>> start Records provided

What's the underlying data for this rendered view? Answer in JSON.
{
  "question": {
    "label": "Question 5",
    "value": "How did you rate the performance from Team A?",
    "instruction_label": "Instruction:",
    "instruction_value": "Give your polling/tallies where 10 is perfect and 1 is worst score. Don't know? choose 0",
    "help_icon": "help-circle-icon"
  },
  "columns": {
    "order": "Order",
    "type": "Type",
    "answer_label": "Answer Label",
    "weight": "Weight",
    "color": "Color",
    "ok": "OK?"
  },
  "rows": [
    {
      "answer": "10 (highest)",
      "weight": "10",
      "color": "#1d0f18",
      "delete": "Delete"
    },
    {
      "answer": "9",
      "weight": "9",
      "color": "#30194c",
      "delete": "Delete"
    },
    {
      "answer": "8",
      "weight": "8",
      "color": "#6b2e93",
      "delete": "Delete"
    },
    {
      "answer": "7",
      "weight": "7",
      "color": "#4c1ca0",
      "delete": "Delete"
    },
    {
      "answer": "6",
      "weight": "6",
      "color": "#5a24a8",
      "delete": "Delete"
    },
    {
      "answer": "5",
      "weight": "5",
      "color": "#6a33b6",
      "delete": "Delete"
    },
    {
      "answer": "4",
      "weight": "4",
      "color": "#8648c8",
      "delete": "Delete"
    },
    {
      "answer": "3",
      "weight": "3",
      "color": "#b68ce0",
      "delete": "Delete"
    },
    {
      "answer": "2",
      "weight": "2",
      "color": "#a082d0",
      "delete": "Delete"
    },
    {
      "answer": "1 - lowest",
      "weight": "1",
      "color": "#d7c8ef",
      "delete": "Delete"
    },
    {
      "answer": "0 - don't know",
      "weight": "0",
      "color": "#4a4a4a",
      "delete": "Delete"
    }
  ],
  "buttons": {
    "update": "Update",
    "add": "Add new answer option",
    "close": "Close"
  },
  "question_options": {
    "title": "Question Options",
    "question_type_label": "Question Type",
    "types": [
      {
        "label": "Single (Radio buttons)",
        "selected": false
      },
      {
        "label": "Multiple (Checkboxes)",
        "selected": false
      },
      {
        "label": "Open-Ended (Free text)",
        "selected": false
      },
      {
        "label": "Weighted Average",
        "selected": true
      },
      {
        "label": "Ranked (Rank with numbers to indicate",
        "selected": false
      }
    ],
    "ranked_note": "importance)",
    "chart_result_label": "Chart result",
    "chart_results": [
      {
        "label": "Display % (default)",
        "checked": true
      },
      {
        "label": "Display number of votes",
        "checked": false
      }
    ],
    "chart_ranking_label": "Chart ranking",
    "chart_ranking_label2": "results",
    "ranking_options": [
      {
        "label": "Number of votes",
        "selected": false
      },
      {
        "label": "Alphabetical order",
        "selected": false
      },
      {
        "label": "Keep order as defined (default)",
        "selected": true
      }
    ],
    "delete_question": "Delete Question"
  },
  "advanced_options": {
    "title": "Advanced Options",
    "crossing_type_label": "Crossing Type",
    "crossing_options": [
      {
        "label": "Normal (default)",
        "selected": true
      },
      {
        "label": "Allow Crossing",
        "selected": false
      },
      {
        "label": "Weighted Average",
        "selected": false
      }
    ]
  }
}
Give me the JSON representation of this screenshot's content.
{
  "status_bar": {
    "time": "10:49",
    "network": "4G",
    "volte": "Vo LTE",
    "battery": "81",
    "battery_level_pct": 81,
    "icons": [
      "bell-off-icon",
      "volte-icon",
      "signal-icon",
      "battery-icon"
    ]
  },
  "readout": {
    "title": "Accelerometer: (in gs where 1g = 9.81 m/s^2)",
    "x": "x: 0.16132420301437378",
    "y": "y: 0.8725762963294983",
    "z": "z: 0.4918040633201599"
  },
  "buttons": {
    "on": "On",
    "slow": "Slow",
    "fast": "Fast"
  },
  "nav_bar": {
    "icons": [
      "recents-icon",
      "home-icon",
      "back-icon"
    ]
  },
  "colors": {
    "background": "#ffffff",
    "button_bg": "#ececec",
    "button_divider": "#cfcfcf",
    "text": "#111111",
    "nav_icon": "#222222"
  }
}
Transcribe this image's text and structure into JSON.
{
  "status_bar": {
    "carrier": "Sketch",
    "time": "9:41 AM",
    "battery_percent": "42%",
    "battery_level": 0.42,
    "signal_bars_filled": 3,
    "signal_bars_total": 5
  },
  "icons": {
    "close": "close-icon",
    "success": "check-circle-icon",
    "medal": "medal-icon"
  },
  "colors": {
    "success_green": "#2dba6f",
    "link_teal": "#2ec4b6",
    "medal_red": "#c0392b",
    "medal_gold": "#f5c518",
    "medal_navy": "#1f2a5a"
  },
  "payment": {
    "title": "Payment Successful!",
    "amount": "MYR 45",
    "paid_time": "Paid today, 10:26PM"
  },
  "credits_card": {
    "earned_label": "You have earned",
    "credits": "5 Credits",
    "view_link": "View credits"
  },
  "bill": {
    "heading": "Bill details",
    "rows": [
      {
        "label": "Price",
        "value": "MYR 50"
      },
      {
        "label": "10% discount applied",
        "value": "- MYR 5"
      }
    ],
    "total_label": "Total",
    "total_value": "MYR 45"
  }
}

>> end Records provided

The exercise
Every entry must be retyped in full, exactly as given.

Solution to this problem
What's the underlying data for this rendered view? Answer in JSON.
{
  "question": {
    "label": "Question 5",
    "value": "How did you rate the performance from Team A?",
    "instruction_label": "Instruction:",
    "instruction_value": "Give your polling/tallies where 10 is perfect and 1 is worst score. Don't know? choose 0",
    "help_icon": "help-circle-icon"
  },
  "columns": {
    "order": "Order",
    "type": "Type",
    "answer_label": "Answer Label",
    "weight": "Weight",
    "color": "Color",
    "ok": "OK?"
  },
  "rows": [
    {
      "answer": "10 (highest)",
      "weight": "10",
      "color": "#1d0f18",
      "delete": "Delete"
    },
    {
      "answer": "9",
      "weight": "9",
      "color": "#30194c",
      "delete": "Delete"
    },
    {
      "answer": "8",
      "weight": "8",
      "color": "#6b2e93",
      "delete": "Delete"
    },
    {
      "answer": "7",
      "weight": "7",
      "color": "#4c1ca0",
      "delete": "Delete"
    },
    {
      "answer": "6",
      "weight": "6",
      "color": "#5a24a8",
      "delete": "Delete"
    },
    {
      "answer": "5",
      "weight": "5",
      "color": "#6a33b6",
      "delete": "Delete"
    },
    {
      "answer": "4",
      "weight": "4",
      "color": "#8648c8",
      "delete": "Delete"
    },
    {
      "answer": "3",
      "weight": "3",
      "color": "#b68ce0",
      "delete": "Delete"
    },
    {
      "answer": "2",
      "weight": "2",
      "color": "#a082d0",
      "delete": "Delete"
    },
    {
      "answer": "1 - lowest",
      "weight": "1",
      "color": "#d7c8ef",
      "delete": "Delete"
    },
    {
      "answer": "0 - don't know",
      "weight": "0",
      "color": "#4a4a4a",
      "delete": "Delete"
    }
  ],
  "buttons": {
    "update": "Update",
    "add": "Add new answer option",
    "close": "Close"
  },
  "question_options": {
    "title": "Question Options",
    "question_type_label": "Question Type",
    "types": [
      {
        "label": "Single (Radio buttons)",
        "selected": false
      },
      {
        "label": "Multiple (Checkboxes)",
        "selected": false
      },
      {
        "label": "Open-Ended (Free text)",
        "selected": false
      },
      {
        "label": "Weighted Average",
        "selected": true
      },
      {
        "label": "Ranked (Rank with numbers to indicate",
        "selected": false
      }
    ],
    "ranked_note": "importance)",
    "chart_result_label": "Chart result",
    "chart_results": [
      {
        "label": "Display % (default)",
        "checked": true
      },
      {
        "label": "Display number of votes",
        "checked": false
      }
    ],
    "chart_ranking_label": "Chart ranking",
    "chart_ranking_label2": "results",
    "ranking_options": [
      {
        "label": "Number of votes",
        "selected": false
      },
      {
        "label": "Alphabetical order",
        "selected": false
      },
      {
        "label": "Keep order as defined (default)",
        "selected": true
      }
    ],
    "delete_question": "Delete Question"
  },
  "advanced_options": {
    "title": "Advanced Options",
    "crossing_type_label": "Crossing Type",
    "crossing_options": [
      {
        "label": "Normal (default)",
        "selected": true
      },
      {
        "label": "Allow Crossing",
        "selected": false
      },
      {
        "label": "Weighted Average",
        "selected": false
      }
    ]
  }
}
Give me the JSON representation of this screenshot's content.
{
  "status_bar": {
    "time": "10:49",
    "network": "4G",
    "volte": "Vo LTE",
    "battery": "81",
    "battery_level_pct": 81,
    "icons": [
      "bell-off-icon",
      "volte-icon",
      "signal-icon",
      "battery-icon"
    ]
  },
  "readout": {
    "title": "Accelerometer: (in gs where 1g = 9.81 m/s^2)",
    "x": "x: 0.16132420301437378",
    "y": "y: 0.8725762963294983",
    "z": "z: 0.4918040633201599"
  },
  "buttons": {
    "on": "On",
    "slow": "Slow",
    "fast": "Fast"
  },
  "nav_bar": {
    "icons": [
      "recents-icon",
      "home-icon",
      "back-icon"
    ]
  },
  "colors": {
    "background": "#ffffff",
    "button_bg": "#ececec",
    "button_divider": "#cfcfcf",
    "text": "#111111",
    "nav_icon": "#222222"
  }
}
Transcribe this image's text and structure into JSON.
{
  "status_bar": {
    "carrier": "Sketch",
    "time": "9:41 AM",
    "battery_percent": "42%",
    "battery_level": 0.42,
    "signal_bars_filled": 3,
    "signal_bars_total": 5
  },
  "icons": {
    "close": "close-icon",
    "success": "check-circle-icon",
    "medal": "medal-icon"
  },
  "colors": {
    "success_green": "#2dba6f",
    "link_teal": "#2ec4b6",
    "medal_red": "#c0392b",
    "medal_gold": "#f5c518",
    "medal_navy": "#1f2a5a"
  },
  "payment": {
    "title": "Payment Successful!",
    "amount": "MYR 45",
    "paid_time": "Paid today, 10:26PM"
  },
  "credits_card": {
    "earned_label": "You have earned",
    "credits": "5 Credits",
    "view_link": "View credits"
  },
  "bill": {
    "heading": "Bill details",
    "rows": [
      {
        "label": "Price",
        "value": "MYR 50"
      },
      {
        "label": "10% discount applied",
        "value": "- MYR 5"
      }
    ],
    "total_label": "Total",
    "total_value": "MYR 45"
  }
}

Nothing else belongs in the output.